[start Record set]
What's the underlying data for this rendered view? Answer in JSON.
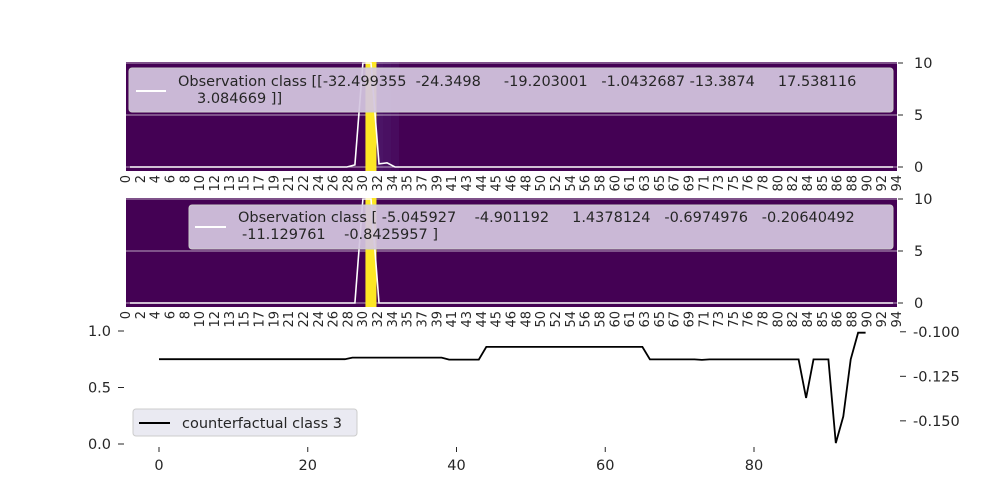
{
  "chart_data": [
    {
      "type": "heatmap",
      "panel": "top",
      "legend": {
        "line1": "Observation class [[-32.499355  -24.3498     -19.203001   -1.0432687 -13.3874     17.538116",
        "line2": "3.084669 ]]"
      },
      "y_right_ticks": [
        "10",
        "5",
        "0"
      ],
      "ylim": [
        0,
        10
      ],
      "colormap": "viridis",
      "highlight_column": 30,
      "faint_columns": [
        31,
        32,
        33
      ],
      "line_series": {
        "x": [
          0,
          27,
          28,
          29,
          30,
          31,
          32,
          33,
          40,
          50,
          60,
          70,
          80,
          90,
          95
        ],
        "y": [
          0,
          0,
          0.2,
          10,
          10,
          0.3,
          0.4,
          0,
          0,
          0,
          0,
          0,
          0,
          0,
          0
        ]
      }
    },
    {
      "type": "heatmap",
      "panel": "middle",
      "legend": {
        "line1": "Observation class [ -5.045927    -4.901192     1.4378124   -0.6974976   -0.20640492",
        "line2": "-11.129761    -0.8425957 ]"
      },
      "y_right_ticks": [
        "10",
        "5",
        "0"
      ],
      "ylim": [
        0,
        10
      ],
      "colormap": "viridis",
      "highlight_column": 30,
      "line_series": {
        "x": [
          0,
          27,
          28,
          29,
          30,
          31,
          40,
          50,
          60,
          70,
          80,
          90,
          95
        ],
        "y": [
          0,
          0,
          0,
          10,
          10,
          0,
          0,
          0,
          0,
          0,
          0,
          0,
          0
        ]
      }
    },
    {
      "type": "line",
      "panel": "bottom",
      "legend_label": "counterfactual class 3",
      "x_ticks": [
        "0",
        "20",
        "40",
        "60",
        "80"
      ],
      "left_y_ticks": [
        "1.0",
        "0.5",
        "0.0"
      ],
      "right_y_ticks": [
        "-0.100",
        "-0.125",
        "-0.150"
      ],
      "xlim": [
        -5,
        96
      ],
      "ylim": [
        -0.163,
        -0.099
      ],
      "series": {
        "x": [
          0,
          25,
          26,
          38,
          39,
          43,
          44,
          45,
          50,
          55,
          60,
          65,
          66,
          67,
          72,
          73,
          74,
          80,
          86,
          87,
          88,
          90,
          91,
          92,
          93,
          94,
          95
        ],
        "y": [
          -0.1154,
          -0.1154,
          -0.1145,
          -0.1145,
          -0.1156,
          -0.1156,
          -0.1085,
          -0.1085,
          -0.1085,
          -0.1085,
          -0.1085,
          -0.1085,
          -0.1155,
          -0.1155,
          -0.1155,
          -0.1158,
          -0.1155,
          -0.1155,
          -0.1155,
          -0.1372,
          -0.1155,
          -0.1155,
          -0.1625,
          -0.1475,
          -0.1155,
          -0.1005,
          -0.1005
        ]
      }
    }
  ],
  "shared_x_tick_labels": [
    "0",
    "2",
    "4",
    "6",
    "8",
    "10",
    "12",
    "13",
    "15",
    "17",
    "19",
    "21",
    "22",
    "24",
    "26",
    "28",
    "30",
    "32",
    "34",
    "35",
    "37",
    "39",
    "41",
    "43",
    "44",
    "45",
    "46",
    "48",
    "50",
    "52",
    "54",
    "56",
    "58",
    "60",
    "61",
    "63",
    "65",
    "67",
    "69",
    "71",
    "73",
    "75",
    "76",
    "78",
    "80",
    "82",
    "84",
    "85",
    "86",
    "88",
    "90",
    "92",
    "94"
  ],
  "colors": {
    "heatmap_low": "#440154",
    "heatmap_high": "#fde725",
    "legend_fill": "#d4c6e0",
    "counterfactual_line": "#000000"
  }
}
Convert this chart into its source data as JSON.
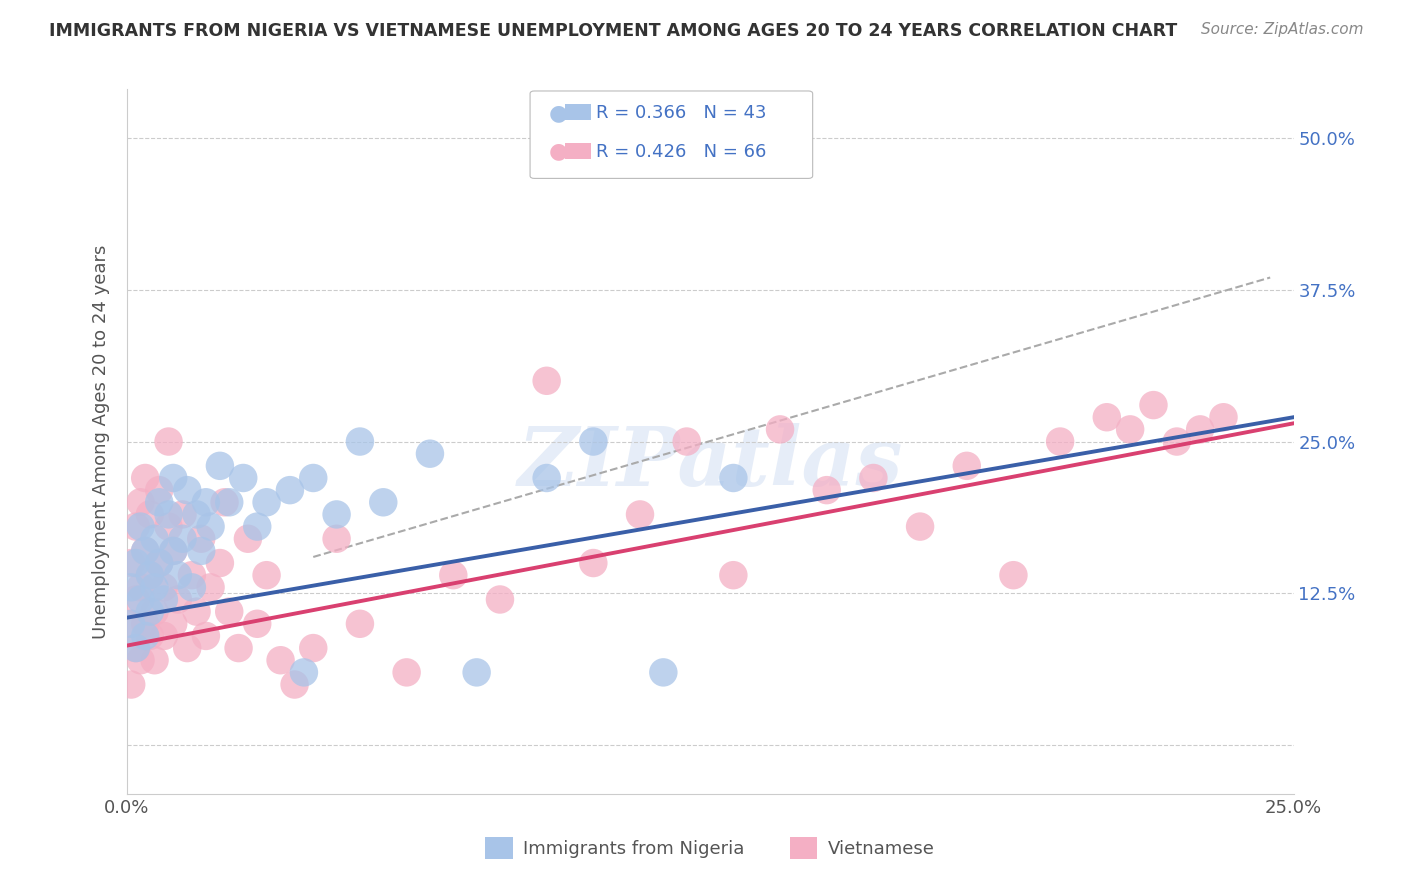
{
  "title": "IMMIGRANTS FROM NIGERIA VS VIETNAMESE UNEMPLOYMENT AMONG AGES 20 TO 24 YEARS CORRELATION CHART",
  "source": "Source: ZipAtlas.com",
  "ylabel": "Unemployment Among Ages 20 to 24 years",
  "xlim": [
    0.0,
    0.25
  ],
  "ylim": [
    -0.04,
    0.54
  ],
  "xticks": [
    0.0,
    0.05,
    0.1,
    0.15,
    0.2,
    0.25
  ],
  "xtick_labels": [
    "0.0%",
    "",
    "",
    "",
    "",
    "25.0%"
  ],
  "ytick_positions": [
    0.0,
    0.125,
    0.25,
    0.375,
    0.5
  ],
  "ytick_labels": [
    "",
    "12.5%",
    "25.0%",
    "37.5%",
    "50.0%"
  ],
  "legend_r_nigeria": "R = 0.366",
  "legend_n_nigeria": "N = 43",
  "legend_r_vietnamese": "R = 0.426",
  "legend_n_vietnamese": "N = 66",
  "nigeria_color": "#a8c4e8",
  "vietnamese_color": "#f4afc4",
  "nigeria_line_color": "#3a5fa8",
  "vietnamese_line_color": "#d94070",
  "watermark": "ZIPatlas",
  "background_color": "#ffffff",
  "grid_color": "#cccccc",
  "nigeria_scatter_x": [
    0.001,
    0.001,
    0.002,
    0.002,
    0.003,
    0.003,
    0.004,
    0.004,
    0.005,
    0.005,
    0.006,
    0.006,
    0.007,
    0.007,
    0.008,
    0.009,
    0.01,
    0.01,
    0.011,
    0.012,
    0.013,
    0.014,
    0.015,
    0.016,
    0.017,
    0.018,
    0.02,
    0.022,
    0.025,
    0.028,
    0.03,
    0.035,
    0.038,
    0.04,
    0.045,
    0.05,
    0.055,
    0.065,
    0.075,
    0.09,
    0.1,
    0.115,
    0.13
  ],
  "nigeria_scatter_y": [
    0.1,
    0.13,
    0.08,
    0.15,
    0.12,
    0.18,
    0.09,
    0.16,
    0.11,
    0.14,
    0.17,
    0.13,
    0.2,
    0.15,
    0.12,
    0.19,
    0.16,
    0.22,
    0.14,
    0.17,
    0.21,
    0.13,
    0.19,
    0.16,
    0.2,
    0.18,
    0.23,
    0.2,
    0.22,
    0.18,
    0.2,
    0.21,
    0.06,
    0.22,
    0.19,
    0.25,
    0.2,
    0.24,
    0.06,
    0.22,
    0.25,
    0.06,
    0.22
  ],
  "vietnamese_scatter_x": [
    0.001,
    0.001,
    0.001,
    0.002,
    0.002,
    0.002,
    0.003,
    0.003,
    0.003,
    0.004,
    0.004,
    0.004,
    0.005,
    0.005,
    0.005,
    0.006,
    0.006,
    0.007,
    0.007,
    0.008,
    0.008,
    0.009,
    0.009,
    0.01,
    0.01,
    0.011,
    0.012,
    0.013,
    0.014,
    0.015,
    0.016,
    0.017,
    0.018,
    0.02,
    0.021,
    0.022,
    0.024,
    0.026,
    0.028,
    0.03,
    0.033,
    0.036,
    0.04,
    0.045,
    0.05,
    0.06,
    0.07,
    0.08,
    0.09,
    0.1,
    0.11,
    0.12,
    0.13,
    0.14,
    0.15,
    0.16,
    0.17,
    0.18,
    0.19,
    0.2,
    0.21,
    0.215,
    0.22,
    0.225,
    0.23,
    0.235
  ],
  "vietnamese_scatter_y": [
    0.05,
    0.1,
    0.15,
    0.08,
    0.12,
    0.18,
    0.07,
    0.13,
    0.2,
    0.1,
    0.16,
    0.22,
    0.09,
    0.14,
    0.19,
    0.07,
    0.11,
    0.15,
    0.21,
    0.09,
    0.13,
    0.18,
    0.25,
    0.1,
    0.16,
    0.12,
    0.19,
    0.08,
    0.14,
    0.11,
    0.17,
    0.09,
    0.13,
    0.15,
    0.2,
    0.11,
    0.08,
    0.17,
    0.1,
    0.14,
    0.07,
    0.05,
    0.08,
    0.17,
    0.1,
    0.06,
    0.14,
    0.12,
    0.3,
    0.15,
    0.19,
    0.25,
    0.14,
    0.26,
    0.21,
    0.22,
    0.18,
    0.23,
    0.14,
    0.25,
    0.27,
    0.26,
    0.28,
    0.25,
    0.26,
    0.27
  ],
  "nigeria_line_x0": 0.0,
  "nigeria_line_y0": 0.105,
  "nigeria_line_x1": 0.25,
  "nigeria_line_y1": 0.27,
  "vietnamese_line_x0": 0.0,
  "vietnamese_line_y0": 0.082,
  "vietnamese_line_x1": 0.25,
  "vietnamese_line_y1": 0.265,
  "dash_line_x0": 0.04,
  "dash_line_y0": 0.155,
  "dash_line_x1": 0.245,
  "dash_line_y1": 0.385
}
[end Record set]
■ **What you need to do**
Extract every line from the records above that contains the word "panel".

■ **Solution to this exercise**
      "panel": "top",
      "panel": "middle",
      "panel": "bottom",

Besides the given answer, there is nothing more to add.